§ **Aim**:
Please retype the material below without any changes, leaving out the pictures.

━━ Material for this exercise

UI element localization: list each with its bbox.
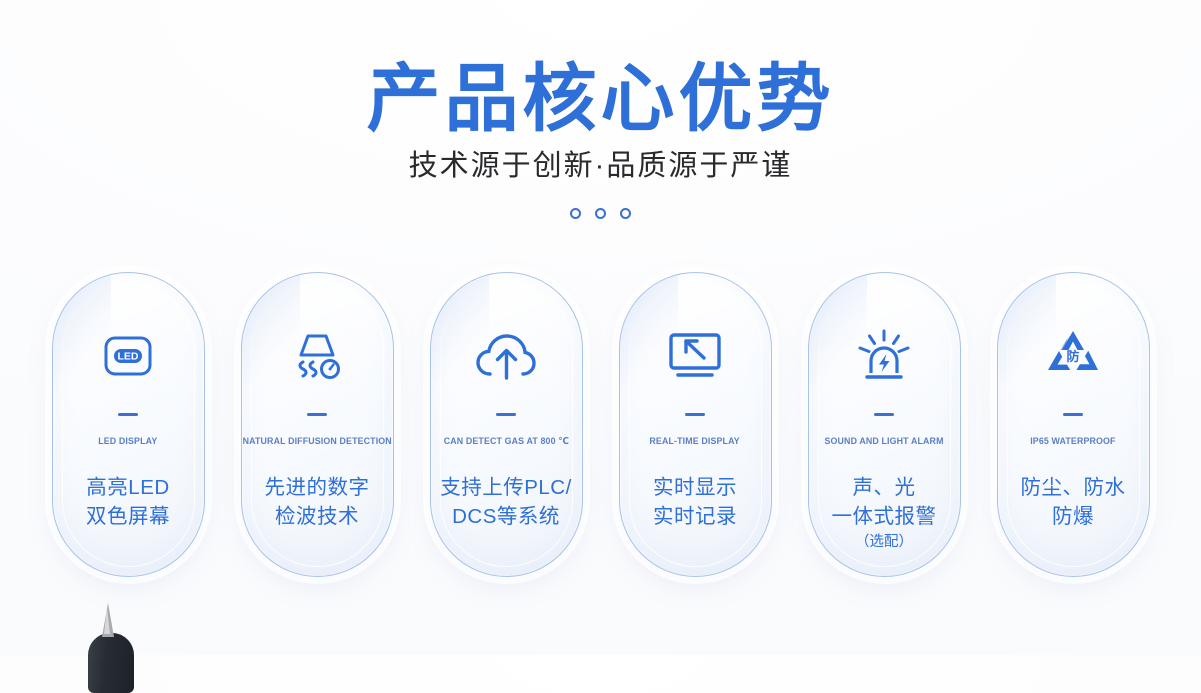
card-en-label: IP65 WATERPROOF	[1030, 436, 1115, 447]
card-cn-label: 声、光 一体式报警	[832, 473, 937, 531]
svg-text:防: 防	[1066, 349, 1079, 364]
card-cn-label: 高亮LED 双色屏幕	[86, 473, 170, 531]
card-cn-label: 防尘、防水 防爆	[1021, 473, 1126, 531]
card-divider	[496, 413, 516, 416]
feature-card-sound-light-alarm[interactable]: SOUND AND LIGHT ALARM 声、光 一体式报警 （选配）	[808, 272, 961, 577]
feature-card-realtime-display[interactable]: REAL-TIME DISPLAY 实时显示 实时记录	[619, 272, 772, 577]
diffusion-detector-icon	[288, 321, 346, 391]
svg-text:LED: LED	[118, 351, 139, 363]
monitor-arrow-icon	[666, 321, 724, 391]
card-en-label: SOUND AND LIGHT ALARM	[824, 436, 943, 447]
feature-card-ip65-waterproof[interactable]: 防 IP65 WATERPROOF 防尘、防水 防爆	[997, 272, 1150, 577]
feature-card-diffusion-detection[interactable]: NATURAL DIFFUSION DETECTION 先进的数字 检波技术	[241, 272, 394, 577]
card-divider	[307, 413, 327, 416]
dot-icon	[570, 208, 581, 219]
led-screen-icon: LED	[100, 321, 156, 391]
card-divider	[685, 413, 705, 416]
probe-tip-highlight	[104, 607, 110, 634]
alarm-siren-icon	[855, 321, 913, 391]
card-en-label: NATURAL DIFFUSION DETECTION	[242, 436, 391, 447]
dot-icon	[620, 208, 631, 219]
card-divider	[118, 413, 138, 416]
gas-detector-probe-image	[74, 603, 146, 681]
page-subtitle: 技术源于创新·品质源于严谨	[0, 152, 1201, 181]
card-en-label: LED DISPLAY	[98, 436, 157, 447]
cloud-upload-icon	[476, 321, 536, 391]
card-divider	[1063, 413, 1083, 416]
card-cn-label: 先进的数字 检波技术	[265, 473, 370, 531]
card-en-label: REAL-TIME DISPLAY	[650, 436, 740, 447]
card-cn-label: 支持上传PLC/ DCS等系统	[440, 473, 572, 531]
page-title: 产品核心优势	[0, 62, 1201, 136]
page-root: 产品核心优势 技术源于创新·品质源于严谨 LED LED DISPLAY 高亮L…	[0, 0, 1201, 655]
card-en-label: CAN DETECT GAS AT 800 ℃	[443, 436, 568, 447]
dot-icon	[595, 208, 606, 219]
card-cn-sublabel: （选配）	[855, 533, 913, 553]
feature-card-led-display[interactable]: LED LED DISPLAY 高亮LED 双色屏幕	[52, 272, 205, 577]
probe-body	[88, 633, 134, 693]
decorative-dots	[0, 208, 1201, 219]
card-cn-label: 实时显示 实时记录	[653, 473, 737, 531]
feature-card-cloud-upload[interactable]: CAN DETECT GAS AT 800 ℃ 支持上传PLC/ DCS等系统	[430, 272, 583, 577]
feature-card-row: LED LED DISPLAY 高亮LED 双色屏幕 NATURAL DIF	[0, 272, 1201, 578]
recycle-protect-icon: 防	[1043, 321, 1103, 391]
card-divider	[874, 413, 894, 416]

━━━━

§ **The answer**:
UI element localization: list each with its bbox.
card-en-label: IP65 WATERPROOF	[1030, 436, 1115, 447]
card-cn-label: 声、光 一体式报警	[832, 473, 937, 531]
svg-text:防: 防	[1066, 349, 1079, 364]
card-cn-label: 高亮LED 双色屏幕	[86, 473, 170, 531]
card-cn-label: 防尘、防水 防爆	[1021, 473, 1126, 531]
card-divider	[496, 413, 516, 416]
feature-card-sound-light-alarm[interactable]: SOUND AND LIGHT ALARM 声、光 一体式报警 （选配）	[808, 272, 961, 577]
feature-card-realtime-display[interactable]: REAL-TIME DISPLAY 实时显示 实时记录	[619, 272, 772, 577]
diffusion-detector-icon	[288, 321, 346, 391]
svg-text:LED: LED	[118, 351, 139, 363]
monitor-arrow-icon	[666, 321, 724, 391]
card-en-label: SOUND AND LIGHT ALARM	[824, 436, 943, 447]
feature-card-ip65-waterproof[interactable]: 防 IP65 WATERPROOF 防尘、防水 防爆	[997, 272, 1150, 577]
feature-card-diffusion-detection[interactable]: NATURAL DIFFUSION DETECTION 先进的数字 检波技术	[241, 272, 394, 577]
card-divider	[307, 413, 327, 416]
dot-icon	[570, 208, 581, 219]
led-screen-icon: LED	[100, 321, 156, 391]
card-divider	[685, 413, 705, 416]
probe-tip-highlight	[104, 607, 110, 634]
alarm-siren-icon	[855, 321, 913, 391]
card-en-label: NATURAL DIFFUSION DETECTION	[242, 436, 391, 447]
dot-icon	[620, 208, 631, 219]
card-divider	[118, 413, 138, 416]
gas-detector-probe-image	[74, 603, 146, 681]
page-subtitle: 技术源于创新·品质源于严谨	[0, 152, 1201, 181]
card-en-label: LED DISPLAY	[98, 436, 157, 447]
cloud-upload-icon	[476, 321, 536, 391]
card-divider	[1063, 413, 1083, 416]
card-cn-label: 先进的数字 检波技术	[265, 473, 370, 531]
card-en-label: REAL-TIME DISPLAY	[650, 436, 740, 447]
card-cn-label: 支持上传PLC/ DCS等系统	[440, 473, 572, 531]
page-title: 产品核心优势	[0, 62, 1201, 136]
page-root: 产品核心优势 技术源于创新·品质源于严谨 LED LED DISPLAY 高亮L…	[0, 0, 1201, 655]
card-en-label: CAN DETECT GAS AT 800 ℃	[443, 436, 568, 447]
dot-icon	[595, 208, 606, 219]
card-cn-sublabel: （选配）	[855, 533, 913, 553]
feature-card-led-display[interactable]: LED LED DISPLAY 高亮LED 双色屏幕	[52, 272, 205, 577]
probe-body	[88, 633, 134, 693]
decorative-dots	[0, 208, 1201, 219]
card-cn-label: 实时显示 实时记录	[653, 473, 737, 531]
feature-card-cloud-upload[interactable]: CAN DETECT GAS AT 800 ℃ 支持上传PLC/ DCS等系统	[430, 272, 583, 577]
feature-card-row: LED LED DISPLAY 高亮LED 双色屏幕 NATURAL DIF	[0, 272, 1201, 578]
recycle-protect-icon: 防	[1043, 321, 1103, 391]
card-divider	[874, 413, 894, 416]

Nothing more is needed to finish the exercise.